→ TASK BRIEF: List each line holding the string "this".

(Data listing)
***
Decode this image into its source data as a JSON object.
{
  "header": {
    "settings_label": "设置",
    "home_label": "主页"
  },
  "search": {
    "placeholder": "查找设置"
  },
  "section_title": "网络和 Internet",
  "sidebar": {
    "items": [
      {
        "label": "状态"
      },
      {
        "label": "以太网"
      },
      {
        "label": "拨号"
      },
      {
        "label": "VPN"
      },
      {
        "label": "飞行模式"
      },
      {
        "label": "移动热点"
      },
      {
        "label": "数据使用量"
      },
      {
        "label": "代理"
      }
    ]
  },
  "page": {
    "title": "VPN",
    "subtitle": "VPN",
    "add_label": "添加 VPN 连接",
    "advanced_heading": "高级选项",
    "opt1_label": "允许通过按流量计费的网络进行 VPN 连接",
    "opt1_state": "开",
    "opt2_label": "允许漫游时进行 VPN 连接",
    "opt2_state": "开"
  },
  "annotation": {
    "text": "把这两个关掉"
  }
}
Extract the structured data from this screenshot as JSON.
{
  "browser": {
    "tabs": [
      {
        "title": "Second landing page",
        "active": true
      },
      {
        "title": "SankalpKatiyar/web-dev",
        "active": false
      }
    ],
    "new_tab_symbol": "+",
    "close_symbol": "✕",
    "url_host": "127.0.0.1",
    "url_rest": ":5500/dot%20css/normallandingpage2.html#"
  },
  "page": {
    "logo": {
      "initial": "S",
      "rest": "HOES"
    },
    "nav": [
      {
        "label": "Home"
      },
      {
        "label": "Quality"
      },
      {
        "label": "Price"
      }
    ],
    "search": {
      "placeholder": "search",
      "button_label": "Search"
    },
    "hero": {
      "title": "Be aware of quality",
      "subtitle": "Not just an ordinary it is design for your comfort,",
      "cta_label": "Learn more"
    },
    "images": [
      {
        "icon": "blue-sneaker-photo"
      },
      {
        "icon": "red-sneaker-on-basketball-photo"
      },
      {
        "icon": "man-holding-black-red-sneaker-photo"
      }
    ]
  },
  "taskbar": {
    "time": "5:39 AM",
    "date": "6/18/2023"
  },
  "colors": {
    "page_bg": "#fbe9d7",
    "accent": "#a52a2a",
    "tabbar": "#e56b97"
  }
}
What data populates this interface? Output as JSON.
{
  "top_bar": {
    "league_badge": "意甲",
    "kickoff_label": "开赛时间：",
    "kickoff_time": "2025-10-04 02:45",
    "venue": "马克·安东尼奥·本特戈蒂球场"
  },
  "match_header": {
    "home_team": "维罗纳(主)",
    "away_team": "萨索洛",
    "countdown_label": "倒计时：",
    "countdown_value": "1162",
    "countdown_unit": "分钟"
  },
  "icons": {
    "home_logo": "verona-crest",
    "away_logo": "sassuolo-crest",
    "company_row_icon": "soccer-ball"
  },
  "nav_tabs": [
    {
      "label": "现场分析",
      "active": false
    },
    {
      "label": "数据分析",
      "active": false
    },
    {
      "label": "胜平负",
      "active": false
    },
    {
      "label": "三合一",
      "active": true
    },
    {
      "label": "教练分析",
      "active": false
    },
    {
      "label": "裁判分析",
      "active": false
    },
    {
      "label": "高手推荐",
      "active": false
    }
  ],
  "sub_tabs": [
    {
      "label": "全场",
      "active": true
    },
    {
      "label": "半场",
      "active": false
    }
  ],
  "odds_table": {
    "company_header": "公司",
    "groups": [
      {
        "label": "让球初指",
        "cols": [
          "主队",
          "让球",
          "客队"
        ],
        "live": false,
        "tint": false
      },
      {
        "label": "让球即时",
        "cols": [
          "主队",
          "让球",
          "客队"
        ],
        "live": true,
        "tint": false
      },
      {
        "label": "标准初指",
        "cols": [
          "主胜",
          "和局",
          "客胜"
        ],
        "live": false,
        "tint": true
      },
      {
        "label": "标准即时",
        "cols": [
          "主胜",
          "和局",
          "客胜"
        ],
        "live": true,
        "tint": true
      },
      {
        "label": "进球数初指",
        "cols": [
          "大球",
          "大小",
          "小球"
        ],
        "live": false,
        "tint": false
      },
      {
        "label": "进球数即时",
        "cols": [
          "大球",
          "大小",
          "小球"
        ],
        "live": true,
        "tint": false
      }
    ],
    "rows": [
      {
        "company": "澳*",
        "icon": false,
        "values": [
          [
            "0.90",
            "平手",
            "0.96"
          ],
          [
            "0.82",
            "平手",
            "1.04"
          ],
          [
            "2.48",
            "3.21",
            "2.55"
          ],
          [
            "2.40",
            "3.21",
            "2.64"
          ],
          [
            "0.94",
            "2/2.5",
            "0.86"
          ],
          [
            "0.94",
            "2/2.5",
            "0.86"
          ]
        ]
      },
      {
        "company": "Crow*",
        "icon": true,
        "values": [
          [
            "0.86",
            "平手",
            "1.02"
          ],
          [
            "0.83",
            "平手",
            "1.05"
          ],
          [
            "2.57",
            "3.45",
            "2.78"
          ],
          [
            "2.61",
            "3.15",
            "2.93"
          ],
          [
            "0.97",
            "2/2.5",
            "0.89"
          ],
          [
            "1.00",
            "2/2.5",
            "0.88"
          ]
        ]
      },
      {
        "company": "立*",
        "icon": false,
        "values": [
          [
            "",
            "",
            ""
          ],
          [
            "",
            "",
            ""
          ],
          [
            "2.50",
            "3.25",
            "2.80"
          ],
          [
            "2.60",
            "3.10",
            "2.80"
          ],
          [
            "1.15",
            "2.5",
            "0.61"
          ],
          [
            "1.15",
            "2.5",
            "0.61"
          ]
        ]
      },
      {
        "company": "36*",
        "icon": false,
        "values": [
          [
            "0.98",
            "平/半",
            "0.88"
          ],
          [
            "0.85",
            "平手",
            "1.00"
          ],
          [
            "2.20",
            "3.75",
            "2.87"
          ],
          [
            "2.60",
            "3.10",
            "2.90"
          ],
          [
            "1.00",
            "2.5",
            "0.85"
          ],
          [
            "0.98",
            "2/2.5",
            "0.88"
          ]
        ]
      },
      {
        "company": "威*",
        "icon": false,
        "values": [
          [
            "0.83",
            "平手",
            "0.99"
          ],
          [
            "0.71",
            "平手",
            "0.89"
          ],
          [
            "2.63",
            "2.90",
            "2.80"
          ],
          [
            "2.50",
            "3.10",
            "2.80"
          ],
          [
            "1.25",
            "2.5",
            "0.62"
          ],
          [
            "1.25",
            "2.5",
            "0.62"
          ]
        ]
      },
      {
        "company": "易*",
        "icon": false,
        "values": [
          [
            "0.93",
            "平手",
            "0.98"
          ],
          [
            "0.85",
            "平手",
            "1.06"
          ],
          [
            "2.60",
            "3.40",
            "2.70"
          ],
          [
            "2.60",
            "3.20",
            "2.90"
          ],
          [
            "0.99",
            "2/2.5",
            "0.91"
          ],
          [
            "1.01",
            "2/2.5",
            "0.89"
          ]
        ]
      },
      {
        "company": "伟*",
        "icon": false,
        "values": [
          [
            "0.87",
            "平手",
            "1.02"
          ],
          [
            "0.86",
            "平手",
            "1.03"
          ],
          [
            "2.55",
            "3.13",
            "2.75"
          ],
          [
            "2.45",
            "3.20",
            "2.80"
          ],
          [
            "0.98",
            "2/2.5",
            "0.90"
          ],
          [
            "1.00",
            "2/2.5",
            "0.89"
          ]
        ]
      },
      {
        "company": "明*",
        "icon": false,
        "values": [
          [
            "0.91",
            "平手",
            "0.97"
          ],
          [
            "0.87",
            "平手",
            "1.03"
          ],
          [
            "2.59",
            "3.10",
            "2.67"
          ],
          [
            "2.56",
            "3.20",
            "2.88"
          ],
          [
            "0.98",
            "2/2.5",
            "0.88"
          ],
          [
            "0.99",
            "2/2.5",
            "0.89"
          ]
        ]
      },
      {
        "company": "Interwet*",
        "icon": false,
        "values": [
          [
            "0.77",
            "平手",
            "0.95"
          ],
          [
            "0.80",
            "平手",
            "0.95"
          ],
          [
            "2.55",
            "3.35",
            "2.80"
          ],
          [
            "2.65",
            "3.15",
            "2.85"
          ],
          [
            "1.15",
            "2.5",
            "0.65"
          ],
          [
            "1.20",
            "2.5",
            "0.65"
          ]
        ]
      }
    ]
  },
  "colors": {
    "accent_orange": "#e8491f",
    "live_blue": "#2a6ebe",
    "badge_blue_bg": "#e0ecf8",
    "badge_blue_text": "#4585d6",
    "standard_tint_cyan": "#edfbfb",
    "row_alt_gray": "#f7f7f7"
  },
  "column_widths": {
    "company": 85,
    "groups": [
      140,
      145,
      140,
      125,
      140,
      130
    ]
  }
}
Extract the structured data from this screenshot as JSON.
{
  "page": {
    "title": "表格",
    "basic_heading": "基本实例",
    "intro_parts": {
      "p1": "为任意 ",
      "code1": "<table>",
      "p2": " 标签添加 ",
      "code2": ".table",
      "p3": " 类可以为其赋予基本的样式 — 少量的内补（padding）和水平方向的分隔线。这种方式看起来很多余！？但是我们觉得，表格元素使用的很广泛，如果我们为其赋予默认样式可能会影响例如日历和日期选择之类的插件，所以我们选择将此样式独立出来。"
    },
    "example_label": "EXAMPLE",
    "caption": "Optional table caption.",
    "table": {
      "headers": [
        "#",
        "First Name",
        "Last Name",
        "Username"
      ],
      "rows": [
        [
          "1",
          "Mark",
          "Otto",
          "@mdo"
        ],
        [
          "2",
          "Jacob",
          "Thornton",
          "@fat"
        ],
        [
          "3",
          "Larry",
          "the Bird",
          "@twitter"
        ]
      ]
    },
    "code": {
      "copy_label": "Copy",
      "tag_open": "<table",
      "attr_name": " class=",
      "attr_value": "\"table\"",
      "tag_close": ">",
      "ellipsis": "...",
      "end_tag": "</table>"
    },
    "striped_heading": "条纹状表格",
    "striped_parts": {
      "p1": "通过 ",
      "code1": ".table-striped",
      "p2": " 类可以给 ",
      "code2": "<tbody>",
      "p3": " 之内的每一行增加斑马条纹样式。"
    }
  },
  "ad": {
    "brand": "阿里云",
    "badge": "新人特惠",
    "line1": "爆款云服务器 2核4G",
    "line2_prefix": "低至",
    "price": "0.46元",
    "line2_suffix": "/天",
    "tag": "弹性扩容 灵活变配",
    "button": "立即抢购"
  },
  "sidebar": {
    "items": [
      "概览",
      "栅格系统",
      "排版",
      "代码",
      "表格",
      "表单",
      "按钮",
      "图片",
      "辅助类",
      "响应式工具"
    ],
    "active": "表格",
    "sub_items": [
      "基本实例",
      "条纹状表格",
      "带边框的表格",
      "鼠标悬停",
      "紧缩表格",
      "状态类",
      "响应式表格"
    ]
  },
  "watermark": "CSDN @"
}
***
→ EXERCISE RESPONSE:
Decode this image into its source data as a JSON object.
Extract the structured data from this screenshot as JSON.
What data populates this interface? Output as JSON.
Extract the structured data from this screenshot as JSON.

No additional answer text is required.